• _Written problem_
Check each line of the entries below for the string "COMBINATION"; copy every line where it appears.

• _Dataset content_
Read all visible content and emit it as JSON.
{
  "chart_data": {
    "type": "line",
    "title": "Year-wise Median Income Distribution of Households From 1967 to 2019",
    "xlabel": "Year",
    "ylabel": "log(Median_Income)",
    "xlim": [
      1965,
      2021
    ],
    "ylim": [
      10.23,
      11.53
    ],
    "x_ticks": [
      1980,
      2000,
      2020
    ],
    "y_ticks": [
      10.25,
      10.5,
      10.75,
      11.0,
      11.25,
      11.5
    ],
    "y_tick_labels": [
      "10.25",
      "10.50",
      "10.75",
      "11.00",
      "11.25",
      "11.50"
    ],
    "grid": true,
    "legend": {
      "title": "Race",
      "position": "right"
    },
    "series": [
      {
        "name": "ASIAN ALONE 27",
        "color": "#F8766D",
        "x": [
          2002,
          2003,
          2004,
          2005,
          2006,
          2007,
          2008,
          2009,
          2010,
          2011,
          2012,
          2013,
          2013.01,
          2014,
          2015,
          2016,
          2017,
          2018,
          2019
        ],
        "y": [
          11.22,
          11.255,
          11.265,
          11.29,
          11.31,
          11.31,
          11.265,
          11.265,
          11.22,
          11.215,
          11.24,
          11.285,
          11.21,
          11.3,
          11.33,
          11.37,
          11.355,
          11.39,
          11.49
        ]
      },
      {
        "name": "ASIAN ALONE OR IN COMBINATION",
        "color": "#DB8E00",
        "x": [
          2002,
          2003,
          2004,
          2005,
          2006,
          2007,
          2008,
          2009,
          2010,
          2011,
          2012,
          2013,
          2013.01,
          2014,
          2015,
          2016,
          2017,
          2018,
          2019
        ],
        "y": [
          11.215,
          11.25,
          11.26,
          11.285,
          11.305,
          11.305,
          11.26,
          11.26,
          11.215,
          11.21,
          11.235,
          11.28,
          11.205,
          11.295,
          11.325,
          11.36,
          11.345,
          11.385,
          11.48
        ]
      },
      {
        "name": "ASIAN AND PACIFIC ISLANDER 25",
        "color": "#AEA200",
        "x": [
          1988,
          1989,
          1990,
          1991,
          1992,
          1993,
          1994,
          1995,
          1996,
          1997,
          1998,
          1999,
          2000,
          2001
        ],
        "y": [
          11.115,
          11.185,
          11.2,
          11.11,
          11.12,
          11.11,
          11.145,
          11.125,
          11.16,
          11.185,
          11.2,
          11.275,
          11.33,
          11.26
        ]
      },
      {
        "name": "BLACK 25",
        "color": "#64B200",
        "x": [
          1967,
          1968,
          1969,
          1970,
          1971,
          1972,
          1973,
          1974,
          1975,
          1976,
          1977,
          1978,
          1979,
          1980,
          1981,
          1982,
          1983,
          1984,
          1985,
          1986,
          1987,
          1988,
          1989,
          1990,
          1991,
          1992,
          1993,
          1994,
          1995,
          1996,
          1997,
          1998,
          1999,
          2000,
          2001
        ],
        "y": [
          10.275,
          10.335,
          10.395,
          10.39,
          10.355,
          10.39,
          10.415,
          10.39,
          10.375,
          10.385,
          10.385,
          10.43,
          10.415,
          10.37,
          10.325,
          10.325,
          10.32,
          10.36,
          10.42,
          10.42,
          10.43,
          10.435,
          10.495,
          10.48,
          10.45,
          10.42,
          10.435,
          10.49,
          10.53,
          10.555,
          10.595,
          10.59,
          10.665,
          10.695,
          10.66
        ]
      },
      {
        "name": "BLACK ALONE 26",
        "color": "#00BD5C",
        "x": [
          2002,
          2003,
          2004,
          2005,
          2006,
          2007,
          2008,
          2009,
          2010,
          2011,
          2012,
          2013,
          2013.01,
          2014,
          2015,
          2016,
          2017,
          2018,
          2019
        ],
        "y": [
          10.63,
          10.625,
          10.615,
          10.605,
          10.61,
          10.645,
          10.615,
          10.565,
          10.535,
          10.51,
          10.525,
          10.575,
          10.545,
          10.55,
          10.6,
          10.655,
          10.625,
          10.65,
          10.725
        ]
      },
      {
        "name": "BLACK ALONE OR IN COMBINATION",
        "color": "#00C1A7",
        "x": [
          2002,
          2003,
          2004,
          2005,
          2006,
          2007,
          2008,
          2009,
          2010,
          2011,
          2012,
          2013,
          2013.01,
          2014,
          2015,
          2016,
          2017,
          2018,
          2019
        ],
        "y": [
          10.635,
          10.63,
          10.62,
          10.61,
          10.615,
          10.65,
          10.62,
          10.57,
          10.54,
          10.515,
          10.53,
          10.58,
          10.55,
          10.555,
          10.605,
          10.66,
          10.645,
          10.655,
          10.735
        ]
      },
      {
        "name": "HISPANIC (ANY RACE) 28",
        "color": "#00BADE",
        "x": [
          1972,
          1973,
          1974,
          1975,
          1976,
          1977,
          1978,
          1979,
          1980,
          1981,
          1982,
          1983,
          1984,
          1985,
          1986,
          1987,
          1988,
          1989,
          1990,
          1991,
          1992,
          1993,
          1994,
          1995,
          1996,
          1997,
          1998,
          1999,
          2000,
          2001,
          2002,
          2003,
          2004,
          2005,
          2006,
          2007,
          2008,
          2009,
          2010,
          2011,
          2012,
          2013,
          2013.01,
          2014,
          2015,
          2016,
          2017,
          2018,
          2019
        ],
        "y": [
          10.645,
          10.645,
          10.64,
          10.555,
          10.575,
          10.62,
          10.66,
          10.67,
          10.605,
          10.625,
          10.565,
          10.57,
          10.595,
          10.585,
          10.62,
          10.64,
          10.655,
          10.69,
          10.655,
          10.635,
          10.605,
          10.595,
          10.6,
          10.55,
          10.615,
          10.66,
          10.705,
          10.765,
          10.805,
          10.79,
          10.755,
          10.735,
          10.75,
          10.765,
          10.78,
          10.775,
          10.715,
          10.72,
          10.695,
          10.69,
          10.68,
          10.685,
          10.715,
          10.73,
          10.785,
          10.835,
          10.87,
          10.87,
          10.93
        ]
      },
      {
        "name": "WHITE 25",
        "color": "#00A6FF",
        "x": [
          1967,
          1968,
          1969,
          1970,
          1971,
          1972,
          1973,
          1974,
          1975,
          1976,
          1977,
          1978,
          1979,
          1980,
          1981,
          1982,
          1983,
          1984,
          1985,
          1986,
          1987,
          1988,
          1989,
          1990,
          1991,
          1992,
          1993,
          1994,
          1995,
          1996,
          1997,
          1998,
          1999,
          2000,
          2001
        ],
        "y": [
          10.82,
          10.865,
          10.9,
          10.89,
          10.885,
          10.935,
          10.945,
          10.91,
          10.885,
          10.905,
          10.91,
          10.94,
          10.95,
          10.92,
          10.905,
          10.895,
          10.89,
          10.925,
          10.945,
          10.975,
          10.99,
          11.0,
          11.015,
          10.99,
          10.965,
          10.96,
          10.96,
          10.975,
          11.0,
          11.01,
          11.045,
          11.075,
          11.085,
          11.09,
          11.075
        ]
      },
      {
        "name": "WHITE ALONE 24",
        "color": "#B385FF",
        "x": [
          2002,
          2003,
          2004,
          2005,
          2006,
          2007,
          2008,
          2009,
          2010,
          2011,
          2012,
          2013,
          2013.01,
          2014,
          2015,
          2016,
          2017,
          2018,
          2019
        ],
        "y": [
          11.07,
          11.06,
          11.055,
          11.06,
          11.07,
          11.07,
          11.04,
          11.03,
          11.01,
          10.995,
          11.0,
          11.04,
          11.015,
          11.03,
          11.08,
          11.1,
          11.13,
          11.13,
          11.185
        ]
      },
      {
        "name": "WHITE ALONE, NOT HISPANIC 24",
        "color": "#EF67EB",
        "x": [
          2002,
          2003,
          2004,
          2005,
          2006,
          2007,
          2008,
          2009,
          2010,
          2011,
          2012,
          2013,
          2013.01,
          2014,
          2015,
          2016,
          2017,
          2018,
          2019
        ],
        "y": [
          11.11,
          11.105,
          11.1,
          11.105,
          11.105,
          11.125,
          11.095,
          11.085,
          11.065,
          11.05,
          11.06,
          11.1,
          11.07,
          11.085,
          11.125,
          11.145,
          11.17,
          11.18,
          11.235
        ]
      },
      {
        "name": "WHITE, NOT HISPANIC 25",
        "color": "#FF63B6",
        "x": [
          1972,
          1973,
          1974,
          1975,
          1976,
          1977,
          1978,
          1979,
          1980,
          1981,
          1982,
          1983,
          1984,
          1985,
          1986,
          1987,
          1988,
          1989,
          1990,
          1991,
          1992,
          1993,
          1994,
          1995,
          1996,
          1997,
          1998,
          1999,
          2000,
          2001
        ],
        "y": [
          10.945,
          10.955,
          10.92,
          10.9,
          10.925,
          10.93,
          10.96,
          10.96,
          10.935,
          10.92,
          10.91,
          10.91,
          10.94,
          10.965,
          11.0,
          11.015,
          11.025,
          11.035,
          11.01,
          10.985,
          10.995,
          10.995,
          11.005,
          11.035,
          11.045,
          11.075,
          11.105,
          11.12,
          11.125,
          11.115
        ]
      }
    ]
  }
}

• _The reply_
        "name": "ASIAN ALONE OR IN COMBINATION",
        "name": "BLACK ALONE OR IN COMBINATION",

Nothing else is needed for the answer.